The request:
Check every line of the entries that follow, and copy the ones containing "Open".

---- Records for the exercise

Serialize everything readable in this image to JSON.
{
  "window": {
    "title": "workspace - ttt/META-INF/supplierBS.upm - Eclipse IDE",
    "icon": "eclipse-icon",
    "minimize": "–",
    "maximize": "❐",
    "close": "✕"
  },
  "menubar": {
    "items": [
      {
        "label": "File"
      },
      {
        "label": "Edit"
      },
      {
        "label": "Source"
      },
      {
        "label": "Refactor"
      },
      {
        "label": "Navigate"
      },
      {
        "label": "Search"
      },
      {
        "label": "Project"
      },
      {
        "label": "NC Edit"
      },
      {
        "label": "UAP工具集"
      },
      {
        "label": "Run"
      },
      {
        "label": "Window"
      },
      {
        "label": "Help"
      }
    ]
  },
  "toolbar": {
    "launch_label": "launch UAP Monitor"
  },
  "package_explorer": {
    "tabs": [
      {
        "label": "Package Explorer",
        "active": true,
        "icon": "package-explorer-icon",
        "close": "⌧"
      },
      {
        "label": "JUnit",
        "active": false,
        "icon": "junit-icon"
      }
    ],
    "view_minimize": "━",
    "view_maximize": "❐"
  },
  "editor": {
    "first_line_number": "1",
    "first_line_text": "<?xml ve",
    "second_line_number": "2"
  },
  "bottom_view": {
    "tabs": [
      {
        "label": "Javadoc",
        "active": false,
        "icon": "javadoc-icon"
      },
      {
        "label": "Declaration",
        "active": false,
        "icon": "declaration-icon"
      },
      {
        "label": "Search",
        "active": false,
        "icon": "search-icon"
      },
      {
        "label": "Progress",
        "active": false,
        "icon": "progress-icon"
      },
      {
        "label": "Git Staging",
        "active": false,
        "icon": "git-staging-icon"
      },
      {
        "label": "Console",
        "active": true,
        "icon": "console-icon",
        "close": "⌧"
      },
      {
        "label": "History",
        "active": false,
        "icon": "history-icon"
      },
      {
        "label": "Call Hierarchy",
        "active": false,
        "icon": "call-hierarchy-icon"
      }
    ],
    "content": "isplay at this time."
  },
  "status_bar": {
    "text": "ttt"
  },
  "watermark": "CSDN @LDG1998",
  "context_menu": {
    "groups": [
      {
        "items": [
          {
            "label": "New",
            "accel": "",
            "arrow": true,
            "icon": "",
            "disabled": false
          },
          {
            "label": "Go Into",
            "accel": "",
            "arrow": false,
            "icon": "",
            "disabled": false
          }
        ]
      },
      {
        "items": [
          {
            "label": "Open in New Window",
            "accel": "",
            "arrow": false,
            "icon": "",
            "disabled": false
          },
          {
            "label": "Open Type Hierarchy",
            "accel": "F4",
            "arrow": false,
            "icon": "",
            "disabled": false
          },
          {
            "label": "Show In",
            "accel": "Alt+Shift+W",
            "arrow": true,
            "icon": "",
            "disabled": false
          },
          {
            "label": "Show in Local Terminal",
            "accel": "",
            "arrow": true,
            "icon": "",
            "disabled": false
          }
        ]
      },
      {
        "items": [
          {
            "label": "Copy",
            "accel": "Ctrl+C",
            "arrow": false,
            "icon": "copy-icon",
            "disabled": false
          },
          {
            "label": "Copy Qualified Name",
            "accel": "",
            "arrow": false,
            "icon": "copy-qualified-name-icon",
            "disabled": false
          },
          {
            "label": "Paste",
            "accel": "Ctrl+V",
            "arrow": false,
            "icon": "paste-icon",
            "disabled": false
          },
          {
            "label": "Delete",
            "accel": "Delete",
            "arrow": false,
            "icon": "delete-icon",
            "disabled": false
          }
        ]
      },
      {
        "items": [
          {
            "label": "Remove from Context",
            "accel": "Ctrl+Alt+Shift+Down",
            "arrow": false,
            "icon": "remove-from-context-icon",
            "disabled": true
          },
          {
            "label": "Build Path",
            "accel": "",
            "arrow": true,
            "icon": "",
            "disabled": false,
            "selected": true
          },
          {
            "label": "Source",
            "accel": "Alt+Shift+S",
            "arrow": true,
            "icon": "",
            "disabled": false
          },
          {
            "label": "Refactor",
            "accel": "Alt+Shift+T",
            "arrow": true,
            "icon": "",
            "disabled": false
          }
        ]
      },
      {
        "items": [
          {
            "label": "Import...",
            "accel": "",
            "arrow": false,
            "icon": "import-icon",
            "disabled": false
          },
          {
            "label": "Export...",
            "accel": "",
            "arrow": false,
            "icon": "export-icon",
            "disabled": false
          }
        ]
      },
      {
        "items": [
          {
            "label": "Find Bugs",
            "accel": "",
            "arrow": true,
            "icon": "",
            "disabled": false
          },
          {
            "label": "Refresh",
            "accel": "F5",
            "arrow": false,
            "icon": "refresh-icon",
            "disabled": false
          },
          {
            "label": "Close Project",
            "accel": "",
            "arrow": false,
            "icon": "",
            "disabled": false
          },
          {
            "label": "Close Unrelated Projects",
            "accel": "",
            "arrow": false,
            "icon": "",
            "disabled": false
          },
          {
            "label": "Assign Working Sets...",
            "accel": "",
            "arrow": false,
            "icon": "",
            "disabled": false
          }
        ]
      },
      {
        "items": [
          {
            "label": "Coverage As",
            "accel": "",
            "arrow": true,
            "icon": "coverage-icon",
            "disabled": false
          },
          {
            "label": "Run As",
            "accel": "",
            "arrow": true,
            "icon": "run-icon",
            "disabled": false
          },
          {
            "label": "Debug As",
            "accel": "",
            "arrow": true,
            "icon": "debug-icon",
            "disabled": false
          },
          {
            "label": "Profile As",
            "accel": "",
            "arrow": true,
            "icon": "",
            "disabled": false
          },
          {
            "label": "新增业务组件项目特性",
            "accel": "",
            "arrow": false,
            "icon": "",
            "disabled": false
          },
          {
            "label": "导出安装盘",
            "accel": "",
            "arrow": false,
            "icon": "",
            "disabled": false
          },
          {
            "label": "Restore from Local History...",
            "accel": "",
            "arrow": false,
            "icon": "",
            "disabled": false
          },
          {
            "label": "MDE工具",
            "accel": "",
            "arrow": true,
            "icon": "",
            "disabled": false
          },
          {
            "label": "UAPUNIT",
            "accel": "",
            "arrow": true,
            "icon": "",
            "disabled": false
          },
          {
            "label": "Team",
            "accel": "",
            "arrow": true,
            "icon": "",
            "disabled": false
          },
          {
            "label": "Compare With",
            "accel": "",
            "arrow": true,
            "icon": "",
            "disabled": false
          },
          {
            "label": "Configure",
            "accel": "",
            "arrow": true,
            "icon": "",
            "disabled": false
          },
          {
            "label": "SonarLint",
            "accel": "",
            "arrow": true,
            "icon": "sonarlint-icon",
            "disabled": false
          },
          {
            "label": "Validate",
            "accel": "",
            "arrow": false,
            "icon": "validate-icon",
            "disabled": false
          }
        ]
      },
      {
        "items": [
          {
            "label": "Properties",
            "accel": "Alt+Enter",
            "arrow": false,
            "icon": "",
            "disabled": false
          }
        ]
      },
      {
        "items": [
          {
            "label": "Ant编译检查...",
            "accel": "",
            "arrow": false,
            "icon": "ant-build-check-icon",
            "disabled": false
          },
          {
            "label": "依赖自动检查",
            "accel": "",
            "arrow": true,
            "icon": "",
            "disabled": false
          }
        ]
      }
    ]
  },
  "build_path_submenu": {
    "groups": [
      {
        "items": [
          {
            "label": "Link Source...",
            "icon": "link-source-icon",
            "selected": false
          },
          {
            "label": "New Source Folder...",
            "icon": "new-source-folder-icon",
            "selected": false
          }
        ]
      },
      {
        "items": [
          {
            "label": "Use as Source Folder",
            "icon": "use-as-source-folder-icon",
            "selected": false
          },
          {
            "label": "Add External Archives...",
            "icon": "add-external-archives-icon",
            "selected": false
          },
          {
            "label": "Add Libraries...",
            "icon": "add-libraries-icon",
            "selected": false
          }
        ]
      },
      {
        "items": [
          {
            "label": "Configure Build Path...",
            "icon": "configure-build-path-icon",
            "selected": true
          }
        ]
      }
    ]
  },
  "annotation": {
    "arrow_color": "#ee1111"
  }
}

--------

Result:
            "label": "Open in New Window",
            "label": "Open Type Hierarchy",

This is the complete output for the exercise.